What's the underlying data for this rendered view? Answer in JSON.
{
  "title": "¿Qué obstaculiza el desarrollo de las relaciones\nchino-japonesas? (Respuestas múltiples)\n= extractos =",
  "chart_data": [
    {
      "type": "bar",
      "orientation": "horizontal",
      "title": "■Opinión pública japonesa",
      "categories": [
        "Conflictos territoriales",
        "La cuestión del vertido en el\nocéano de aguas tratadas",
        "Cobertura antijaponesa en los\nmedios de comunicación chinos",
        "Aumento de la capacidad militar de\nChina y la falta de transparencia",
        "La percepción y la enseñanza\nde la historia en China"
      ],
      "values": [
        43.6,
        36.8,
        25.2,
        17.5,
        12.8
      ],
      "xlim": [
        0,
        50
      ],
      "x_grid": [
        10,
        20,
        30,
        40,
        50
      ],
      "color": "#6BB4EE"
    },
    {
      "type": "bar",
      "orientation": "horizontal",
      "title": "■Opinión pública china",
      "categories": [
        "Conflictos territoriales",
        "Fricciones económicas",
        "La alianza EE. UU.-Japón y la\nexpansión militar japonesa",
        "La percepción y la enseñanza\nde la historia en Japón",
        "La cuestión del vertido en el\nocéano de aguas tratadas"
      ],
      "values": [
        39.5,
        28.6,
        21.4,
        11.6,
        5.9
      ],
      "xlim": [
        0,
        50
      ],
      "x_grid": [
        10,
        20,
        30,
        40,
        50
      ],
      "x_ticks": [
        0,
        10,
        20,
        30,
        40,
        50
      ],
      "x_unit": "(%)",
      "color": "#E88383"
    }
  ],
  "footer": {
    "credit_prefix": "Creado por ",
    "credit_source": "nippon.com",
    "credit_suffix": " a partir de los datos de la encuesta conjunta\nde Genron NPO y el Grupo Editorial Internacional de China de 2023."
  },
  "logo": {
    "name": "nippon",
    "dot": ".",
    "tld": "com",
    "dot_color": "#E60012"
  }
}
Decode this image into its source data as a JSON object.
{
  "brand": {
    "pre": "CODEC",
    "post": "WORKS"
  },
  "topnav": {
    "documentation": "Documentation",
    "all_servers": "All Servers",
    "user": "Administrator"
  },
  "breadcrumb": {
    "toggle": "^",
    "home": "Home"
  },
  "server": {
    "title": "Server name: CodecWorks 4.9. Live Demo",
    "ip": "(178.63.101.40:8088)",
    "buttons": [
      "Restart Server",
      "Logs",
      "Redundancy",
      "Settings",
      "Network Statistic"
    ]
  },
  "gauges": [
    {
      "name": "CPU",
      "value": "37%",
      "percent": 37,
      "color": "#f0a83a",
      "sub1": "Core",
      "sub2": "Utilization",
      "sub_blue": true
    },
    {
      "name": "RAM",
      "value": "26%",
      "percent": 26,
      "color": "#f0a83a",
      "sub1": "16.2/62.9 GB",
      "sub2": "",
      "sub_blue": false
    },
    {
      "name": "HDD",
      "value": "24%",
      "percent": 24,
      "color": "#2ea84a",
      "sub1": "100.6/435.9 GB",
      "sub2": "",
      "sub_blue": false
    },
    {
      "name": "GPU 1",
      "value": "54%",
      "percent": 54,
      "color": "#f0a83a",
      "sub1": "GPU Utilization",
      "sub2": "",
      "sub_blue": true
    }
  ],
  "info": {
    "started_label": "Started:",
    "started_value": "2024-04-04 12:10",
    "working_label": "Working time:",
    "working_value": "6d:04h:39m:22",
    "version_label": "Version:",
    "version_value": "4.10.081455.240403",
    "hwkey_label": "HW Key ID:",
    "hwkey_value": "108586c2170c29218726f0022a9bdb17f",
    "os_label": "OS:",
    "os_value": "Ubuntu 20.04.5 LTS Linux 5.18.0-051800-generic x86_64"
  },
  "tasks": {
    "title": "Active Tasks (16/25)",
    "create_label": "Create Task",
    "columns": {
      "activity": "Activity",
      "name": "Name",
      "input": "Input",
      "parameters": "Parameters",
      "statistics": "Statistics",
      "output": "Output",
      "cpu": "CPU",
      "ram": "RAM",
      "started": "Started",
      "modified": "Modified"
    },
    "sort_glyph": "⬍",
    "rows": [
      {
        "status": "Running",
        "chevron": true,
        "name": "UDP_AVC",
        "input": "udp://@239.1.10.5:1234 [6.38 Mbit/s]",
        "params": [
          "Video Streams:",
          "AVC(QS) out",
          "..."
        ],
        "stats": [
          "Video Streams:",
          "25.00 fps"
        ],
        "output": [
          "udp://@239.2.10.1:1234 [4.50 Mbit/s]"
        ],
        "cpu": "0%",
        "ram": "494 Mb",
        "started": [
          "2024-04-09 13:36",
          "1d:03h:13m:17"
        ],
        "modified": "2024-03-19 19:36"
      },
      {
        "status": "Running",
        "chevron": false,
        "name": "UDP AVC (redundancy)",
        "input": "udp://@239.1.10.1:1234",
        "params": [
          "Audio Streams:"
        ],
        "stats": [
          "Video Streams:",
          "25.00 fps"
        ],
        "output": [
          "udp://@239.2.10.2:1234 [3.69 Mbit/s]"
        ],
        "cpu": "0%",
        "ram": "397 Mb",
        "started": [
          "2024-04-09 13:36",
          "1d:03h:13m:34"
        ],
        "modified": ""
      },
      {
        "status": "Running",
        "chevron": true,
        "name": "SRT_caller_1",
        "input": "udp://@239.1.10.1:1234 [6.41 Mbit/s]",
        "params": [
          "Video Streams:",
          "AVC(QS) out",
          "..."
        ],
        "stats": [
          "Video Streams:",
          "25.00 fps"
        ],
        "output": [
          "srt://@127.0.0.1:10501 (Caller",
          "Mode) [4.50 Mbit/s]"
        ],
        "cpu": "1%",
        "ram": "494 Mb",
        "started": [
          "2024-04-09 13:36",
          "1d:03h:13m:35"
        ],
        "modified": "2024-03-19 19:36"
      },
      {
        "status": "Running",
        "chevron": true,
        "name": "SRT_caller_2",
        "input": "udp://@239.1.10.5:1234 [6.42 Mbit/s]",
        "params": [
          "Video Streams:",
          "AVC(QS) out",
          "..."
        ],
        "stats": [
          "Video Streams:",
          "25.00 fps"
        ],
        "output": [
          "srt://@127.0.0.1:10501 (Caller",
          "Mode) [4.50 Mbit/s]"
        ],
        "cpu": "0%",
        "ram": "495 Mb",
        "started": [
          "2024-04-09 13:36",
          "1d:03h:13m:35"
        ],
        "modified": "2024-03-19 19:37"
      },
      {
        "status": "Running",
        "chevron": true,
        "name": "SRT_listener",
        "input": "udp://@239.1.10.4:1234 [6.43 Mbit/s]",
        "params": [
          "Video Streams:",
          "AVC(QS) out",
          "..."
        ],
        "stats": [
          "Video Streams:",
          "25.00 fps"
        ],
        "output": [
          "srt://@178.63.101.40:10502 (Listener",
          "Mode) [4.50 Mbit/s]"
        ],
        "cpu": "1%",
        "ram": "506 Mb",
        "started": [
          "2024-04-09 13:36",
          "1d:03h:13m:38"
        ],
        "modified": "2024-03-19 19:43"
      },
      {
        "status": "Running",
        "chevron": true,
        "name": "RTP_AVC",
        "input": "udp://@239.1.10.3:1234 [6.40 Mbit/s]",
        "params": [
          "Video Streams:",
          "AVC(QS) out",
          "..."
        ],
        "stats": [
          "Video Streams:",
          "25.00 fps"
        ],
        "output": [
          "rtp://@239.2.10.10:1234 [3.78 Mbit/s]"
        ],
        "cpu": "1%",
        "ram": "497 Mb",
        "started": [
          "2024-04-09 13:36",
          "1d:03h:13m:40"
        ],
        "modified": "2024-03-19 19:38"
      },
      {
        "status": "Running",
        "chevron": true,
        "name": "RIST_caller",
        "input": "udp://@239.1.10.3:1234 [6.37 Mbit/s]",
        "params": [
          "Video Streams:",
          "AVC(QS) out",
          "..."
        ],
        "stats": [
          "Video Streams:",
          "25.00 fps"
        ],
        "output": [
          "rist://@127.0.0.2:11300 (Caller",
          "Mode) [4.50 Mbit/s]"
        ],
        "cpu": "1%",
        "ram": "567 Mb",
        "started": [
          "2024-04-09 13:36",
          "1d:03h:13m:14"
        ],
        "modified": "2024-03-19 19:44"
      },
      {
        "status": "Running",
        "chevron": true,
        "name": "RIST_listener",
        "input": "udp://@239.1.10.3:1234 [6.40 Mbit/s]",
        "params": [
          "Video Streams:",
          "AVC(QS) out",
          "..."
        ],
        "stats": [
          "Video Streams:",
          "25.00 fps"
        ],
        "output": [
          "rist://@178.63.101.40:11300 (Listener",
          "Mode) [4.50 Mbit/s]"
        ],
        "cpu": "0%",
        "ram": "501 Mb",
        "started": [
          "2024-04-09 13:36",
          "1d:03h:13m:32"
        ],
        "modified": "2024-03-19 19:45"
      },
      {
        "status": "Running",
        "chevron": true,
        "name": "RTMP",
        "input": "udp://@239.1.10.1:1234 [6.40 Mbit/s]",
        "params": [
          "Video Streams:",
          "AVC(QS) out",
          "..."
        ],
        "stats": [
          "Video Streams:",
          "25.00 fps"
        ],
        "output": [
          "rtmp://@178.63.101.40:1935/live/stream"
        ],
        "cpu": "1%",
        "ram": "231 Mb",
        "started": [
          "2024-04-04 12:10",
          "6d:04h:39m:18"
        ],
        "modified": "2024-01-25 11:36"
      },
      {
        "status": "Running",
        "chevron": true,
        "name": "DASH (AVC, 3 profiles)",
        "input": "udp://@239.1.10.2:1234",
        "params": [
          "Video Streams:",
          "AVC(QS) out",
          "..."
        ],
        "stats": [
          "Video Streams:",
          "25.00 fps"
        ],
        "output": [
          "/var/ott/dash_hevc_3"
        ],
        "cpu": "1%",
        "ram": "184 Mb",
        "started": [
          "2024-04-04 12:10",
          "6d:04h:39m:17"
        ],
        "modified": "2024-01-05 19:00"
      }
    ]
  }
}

#### Directions for this task
Extract lines where the string "pública" occurs.

#### Answer to this exercise
      "title": "■Opinión pública japonesa",
      "title": "■Opinión pública china",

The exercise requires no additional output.